# Start of Exercise inputs
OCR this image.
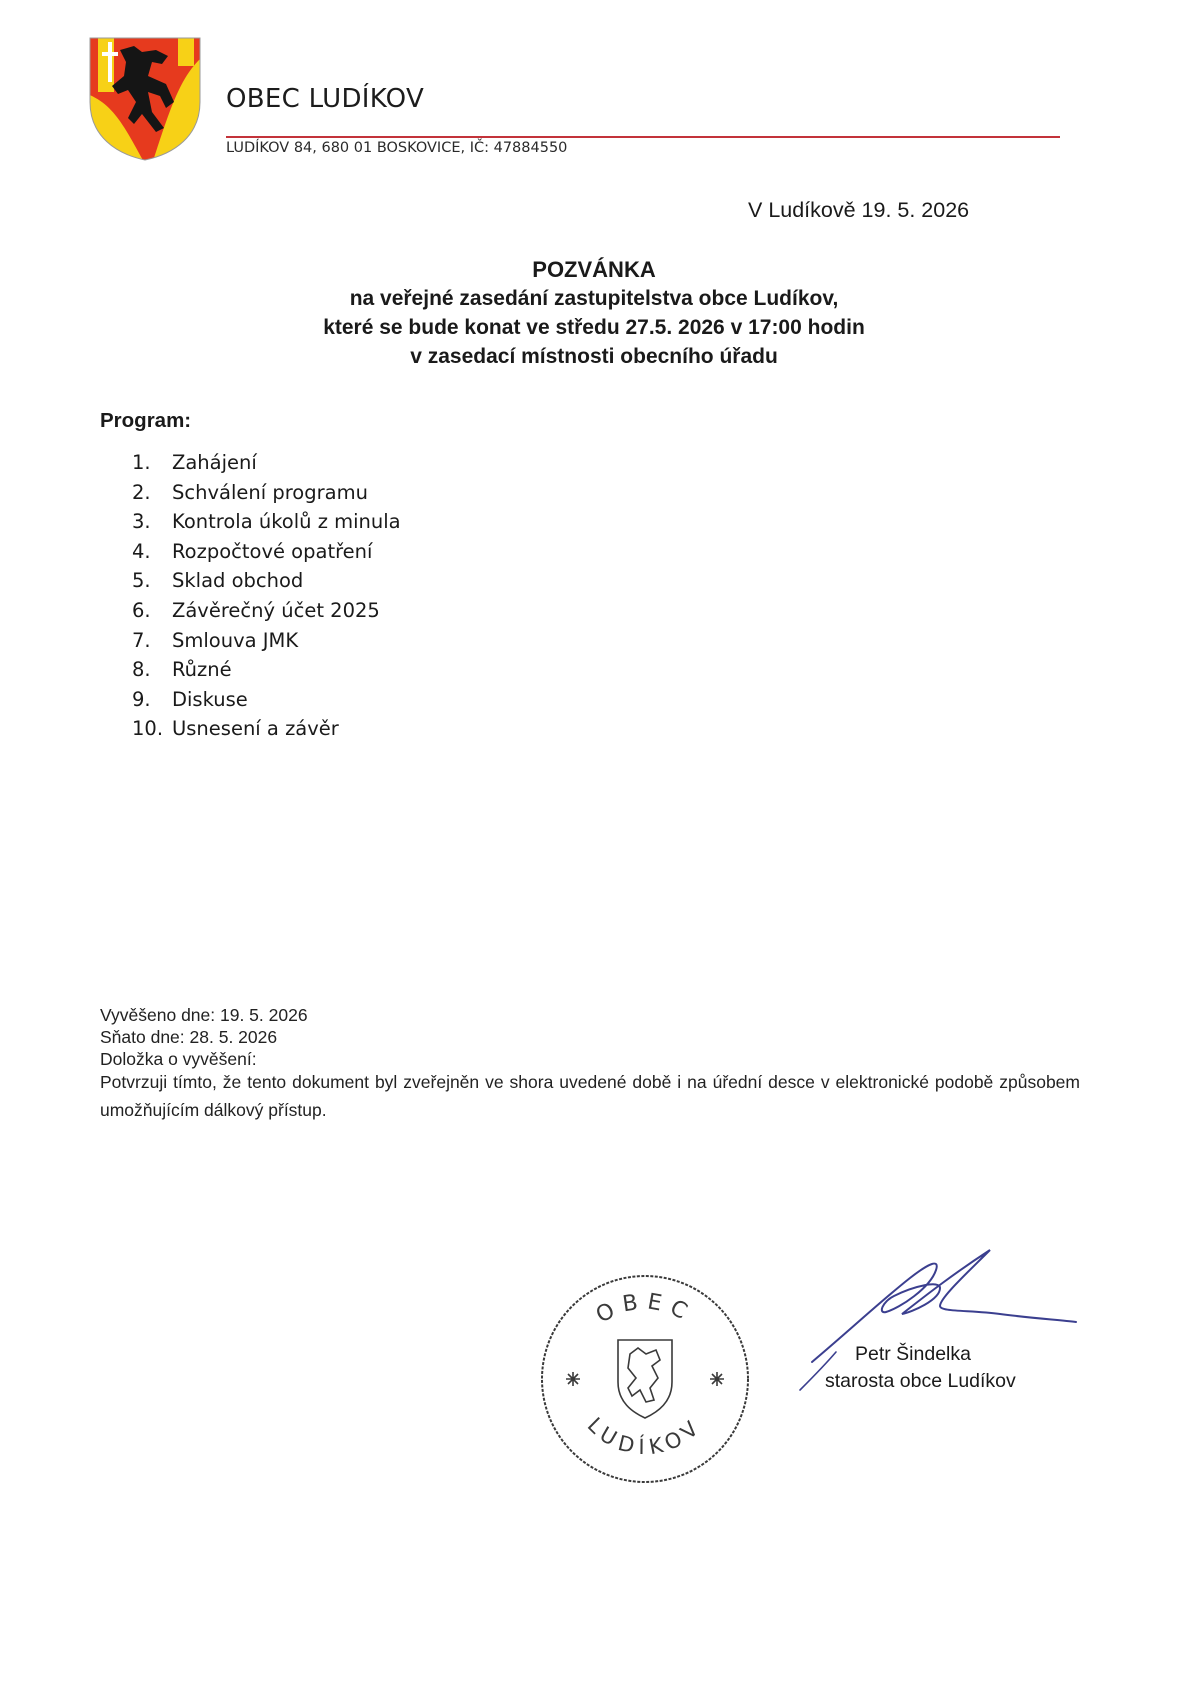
OBEC LUDÍKOV
LUDÍKOV 84, 680 01 BOSKOVICE, IČ: 47884550
V Ludíkově 19. 5. 2026
POZVÁNKA
na veřejné zasedání zastupitelstva obce Ludíkov,
které se bude konat ve středu 27.5. 2026 v 17:00 hodin
v zasedací místnosti obecního úřadu
Program:
1. Zahájení
2. Schválení programu
3. Kontrola úkolů z minula
4. Rozpočtové opatření
5. Sklad obchod
6. Závěrečný účet 2025
7. Smlouva JMK
8. Různé
9. Diskuse
10. Usnesení a závěr
Vyvěšeno dne: 19. 5. 2026
Sňato dne: 28. 5. 2026
Doložka o vyvěšení:
Potvrzuji tímto, že tento dokument byl zveřejněn ve shora uvedené době i na úřední desce v elektronické podobě způsobem umožňujícím dálkový přístup.
OBEC
LUDÍKOV
Petr Šindelka
starosta obce Ludíkov
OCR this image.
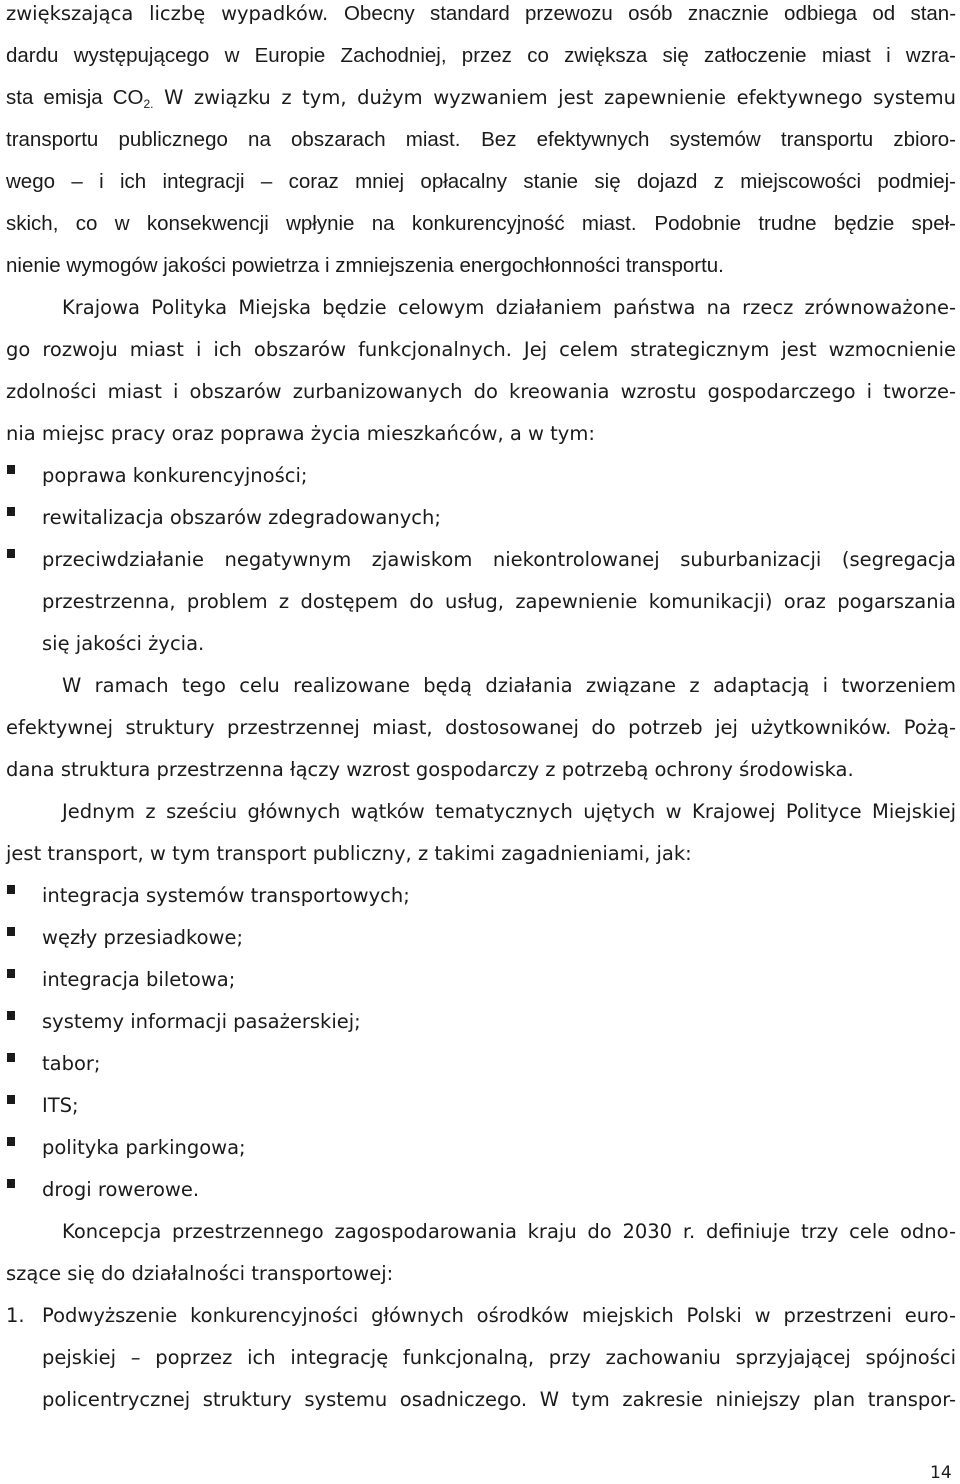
zwiększająca liczbę wypadków. Obecny standard przewozu osób znacznie odbiega od stan-
dardu występującego w Europie Zachodniej, przez co zwiększa się zatłoczenie miast i wzra-
sta emisja $CO_{2.}$ W związku z tym, dużym wyzwaniem jest zapewnienie efektywnego systemu
transportu publicznego na obszarach miast. Bez efektywnych systemów transportu zbioro-
wego – i ich integracji – coraz mniej opłacalny stanie się dojazd z miejscowości podmiej-
skich, co w konsekwencji wpłynie na konkurencyjność miast. Podobnie trudne będzie speł-
nienie wymogów jakości powietrza i zmniejszenia energochłonności transportu.
Krajowa Polityka Miejska będzie celowym działaniem państwa na rzecz zrównoważone-
go rozwoju miast i ich obszarów funkcjonalnych. Jej celem strategicznym jest wzmocnienie
zdolności miast i obszarów zurbanizowanych do kreowania wzrostu gospodarczego i tworze-
nia miejsc pracy oraz poprawa życia mieszkańców, a w tym:
poprawa konkurencyjności;
rewitalizacja obszarów zdegradowanych;
przeciwdziałanie negatywnym zjawiskom niekontrolowanej suburbanizacji (segregacja
przestrzenna, problem z dostępem do usług, zapewnienie komunikacji) oraz pogarszania
się jakości życia.
W ramach tego celu realizowane będą działania związane z adaptacją i tworzeniem
efektywnej struktury przestrzennej miast, dostosowanej do potrzeb jej użytkowników. Pożą-
dana struktura przestrzenna łączy wzrost gospodarczy z potrzebą ochrony środowiska.
Jednym z sześciu głównych wątków tematycznych ujętych w Krajowej Polityce Miejskiej
jest transport, w tym transport publiczny, z takimi zagadnieniami, jak:
integracja systemów transportowych;
węzły przesiadkowe;
integracja biletowa;
systemy informacji pasażerskiej;
tabor;
ITS;
polityka parkingowa;
drogi rowerowe.
Koncepcja przestrzennego zagospodarowania kraju do 2030 r. definiuje trzy cele odno-
szące się do działalności transportowej:
1. Podwyższenie konkurencyjności głównych ośrodków miejskich Polski w przestrzeni euro-
pejskiej – poprzez ich integrację funkcjonalną, przy zachowaniu sprzyjającej spójności
policentrycznej struktury systemu osadniczego. W tym zakresie niniejszy plan transpor-
14
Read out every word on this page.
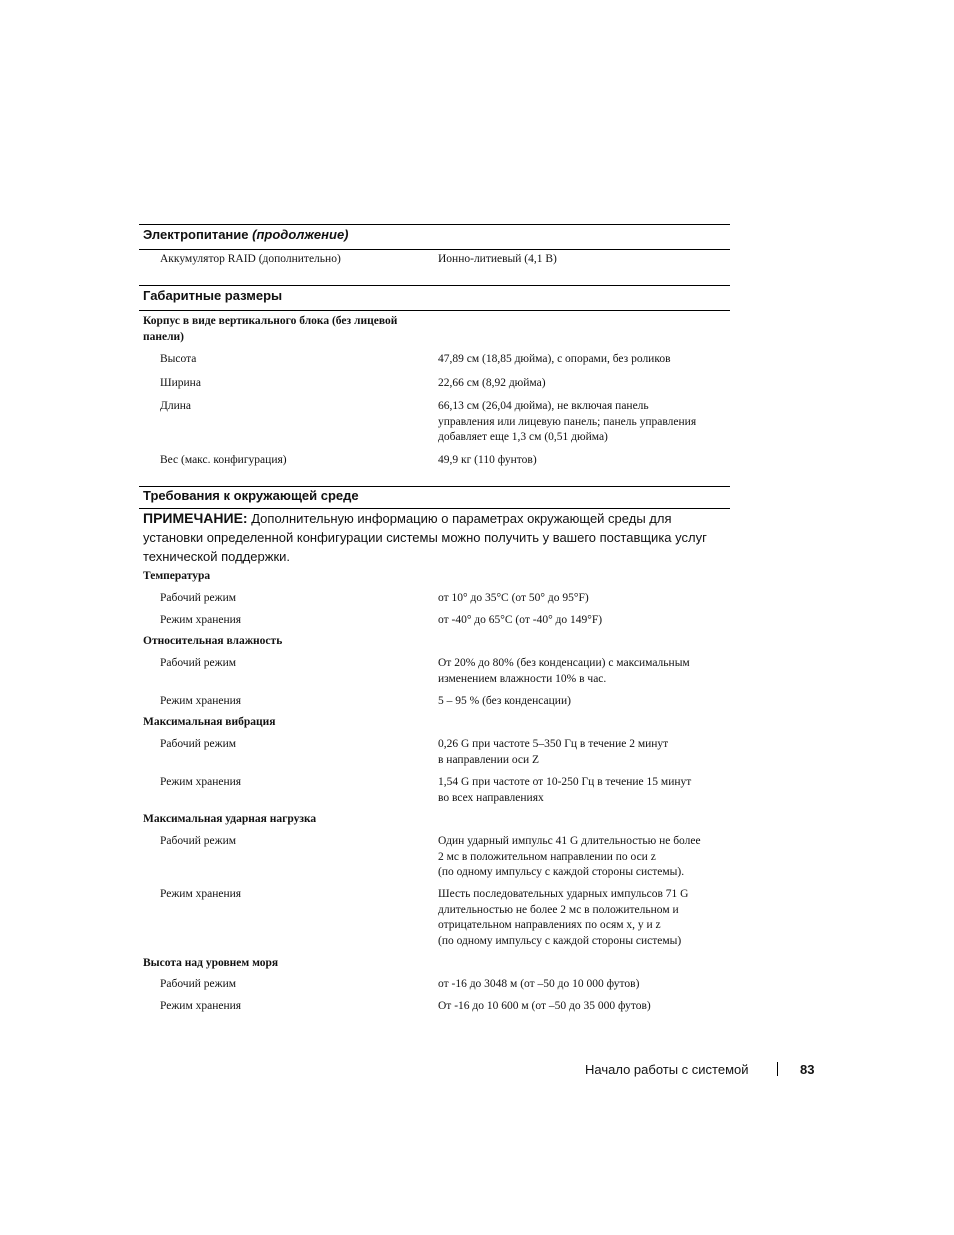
Электропитание (продолжение)
Аккумулятор RAID (дополнительно)	Ионно-литиевый (4,1 В)
Габаритные размеры
Корпус в виде вертикального блока (без лицевой панели)
Высота	47,89 см (18,85 дюйма), с опорами, без роликов
Ширина	22,66 см (8,92 дюйма)
Длина	66,13 см (26,04 дюйма), не включая панель
управления или лицевую панель; панель управления
добавляет еще 1,3 см (0,51 дюйма)
Вес (макс. конфигурация)	49,9 кг (110 фунтов)
Требования к окружающей среде
ПРИМЕЧАНИЕ: Дополнительную информацию о параметрах окружающей среды для установки определенной конфигурации системы можно получить у вашего поставщика услуг технической поддержки.
Температура
Рабочий режим	от 10° до 35°C (от 50° до 95°F)
Режим хранения	от -40° до 65°C (от -40° до 149°F)
Относительная влажность
Рабочий режим	От 20% до 80% (без конденсации) с максимальным
изменением влажности 10% в час.
Режим хранения	5 – 95 % (без конденсации)
Максимальная вибрация
Рабочий режим	0,26 G при частоте 5–350 Гц в течение 2 минут
в направлении оси Z
Режим хранения	1,54 G при частоте от 10-250 Гц в течение 15 минут
во всех направлениях
Максимальная ударная нагрузка
Рабочий режим	Один ударный импульс 41 G длительностью не более
2 мс в положительном направлении по оси z
(по одному импульсу с каждой стороны системы).
Режим хранения	Шесть последовательных ударных импульсов 71 G
длительностью не более 2 мс в положительном и
отрицательном направлениях по осям x, y и z
(по одному импульсу с каждой стороны системы)
Высота над уровнем моря
Рабочий режим	от -16 до 3048 м (от –50 до 10 000 футов)
Режим хранения	От -16 до 10 600 м (от –50 до 35 000 футов)
Начало работы с системой	83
# End of Exercise inputs
**Your instructions:** Print the entries above exactly, taking out only the pictures.

**Answer for this exercise:**
OCR this image.
OBEC LUDÍKOV
LUDÍKOV 84, 680 01 BOSKOVICE, IČ: 47884550
V Ludíkově 19. 5. 2026
POZVÁNKA
na veřejné zasedání zastupitelstva obce Ludíkov,
které se bude konat ve středu 27.5. 2026 v 17:00 hodin
v zasedací místnosti obecního úřadu
Program:
1. Zahájení
2. Schválení programu
3. Kontrola úkolů z minula
4. Rozpočtové opatření
5. Sklad obchod
6. Závěrečný účet 2025
7. Smlouva JMK
8. Různé
9. Diskuse
10. Usnesení a závěr
Vyvěšeno dne: 19. 5. 2026
Sňato dne: 28. 5. 2026
Doložka o vyvěšení:
Potvrzuji tímto, že tento dokument byl zveřejněn ve shora uvedené době i na úřední desce v elektronické podobě způsobem umožňujícím dálkový přístup.
OBEC
LUDÍKOV
Petr Šindelka
starosta obce Ludíkov
OCR this image.
zwiększająca liczbę wypadków. Obecny standard przewozu osób znacznie odbiega od stan-
dardu występującego w Europie Zachodniej, przez co zwiększa się zatłoczenie miast i wzra-
sta emisja $CO_{2.}$ W związku z tym, dużym wyzwaniem jest zapewnienie efektywnego systemu
transportu publicznego na obszarach miast. Bez efektywnych systemów transportu zbioro-
wego – i ich integracji – coraz mniej opłacalny stanie się dojazd z miejscowości podmiej-
skich, co w konsekwencji wpłynie na konkurencyjność miast. Podobnie trudne będzie speł-
nienie wymogów jakości powietrza i zmniejszenia energochłonności transportu.
Krajowa Polityka Miejska będzie celowym działaniem państwa na rzecz zrównoważone-
go rozwoju miast i ich obszarów funkcjonalnych. Jej celem strategicznym jest wzmocnienie
zdolności miast i obszarów zurbanizowanych do kreowania wzrostu gospodarczego i tworze-
nia miejsc pracy oraz poprawa życia mieszkańców, a w tym:
poprawa konkurencyjności;
rewitalizacja obszarów zdegradowanych;
przeciwdziałanie negatywnym zjawiskom niekontrolowanej suburbanizacji (segregacja
przestrzenna, problem z dostępem do usług, zapewnienie komunikacji) oraz pogarszania
się jakości życia.
W ramach tego celu realizowane będą działania związane z adaptacją i tworzeniem
efektywnej struktury przestrzennej miast, dostosowanej do potrzeb jej użytkowników. Pożą-
dana struktura przestrzenna łączy wzrost gospodarczy z potrzebą ochrony środowiska.
Jednym z sześciu głównych wątków tematycznych ujętych w Krajowej Polityce Miejskiej
jest transport, w tym transport publiczny, z takimi zagadnieniami, jak:
integracja systemów transportowych;
węzły przesiadkowe;
integracja biletowa;
systemy informacji pasażerskiej;
tabor;
ITS;
polityka parkingowa;
drogi rowerowe.
Koncepcja przestrzennego zagospodarowania kraju do 2030 r. definiuje trzy cele odno-
szące się do działalności transportowej:
1. Podwyższenie konkurencyjności głównych ośrodków miejskich Polski w przestrzeni euro-
pejskiej – poprzez ich integrację funkcjonalną, przy zachowaniu sprzyjającej spójności
policentrycznej struktury systemu osadniczego. W tym zakresie niniejszy plan transpor-
14
Read out every word on this page.
Электропитание (продолжение)
Аккумулятор RAID (дополнительно)	Ионно-литиевый (4,1 В)
Габаритные размеры
Корпус в виде вертикального блока (без лицевой панели)
Высота	47,89 см (18,85 дюйма), с опорами, без роликов
Ширина	22,66 см (8,92 дюйма)
Длина	66,13 см (26,04 дюйма), не включая панель
управления или лицевую панель; панель управления
добавляет еще 1,3 см (0,51 дюйма)
Вес (макс. конфигурация)	49,9 кг (110 фунтов)
Требования к окружающей среде
ПРИМЕЧАНИЕ: Дополнительную информацию о параметрах окружающей среды для установки определенной конфигурации системы можно получить у вашего поставщика услуг технической поддержки.
Температура
Рабочий режим	от 10° до 35°C (от 50° до 95°F)
Режим хранения	от -40° до 65°C (от -40° до 149°F)
Относительная влажность
Рабочий режим	От 20% до 80% (без конденсации) с максимальным
изменением влажности 10% в час.
Режим хранения	5 – 95 % (без конденсации)
Максимальная вибрация
Рабочий режим	0,26 G при частоте 5–350 Гц в течение 2 минут
в направлении оси Z
Режим хранения	1,54 G при частоте от 10-250 Гц в течение 15 минут
во всех направлениях
Максимальная ударная нагрузка
Рабочий режим	Один ударный импульс 41 G длительностью не более
2 мс в положительном направлении по оси z
(по одному импульсу с каждой стороны системы).
Режим хранения	Шесть последовательных ударных импульсов 71 G
длительностью не более 2 мс в положительном и
отрицательном направлениях по осям x, y и z
(по одному импульсу с каждой стороны системы)
Высота над уровнем моря
Рабочий режим	от -16 до 3048 м (от –50 до 10 000 футов)
Режим хранения	От -16 до 10 600 м (от –50 до 35 000 футов)
Начало работы с системой	83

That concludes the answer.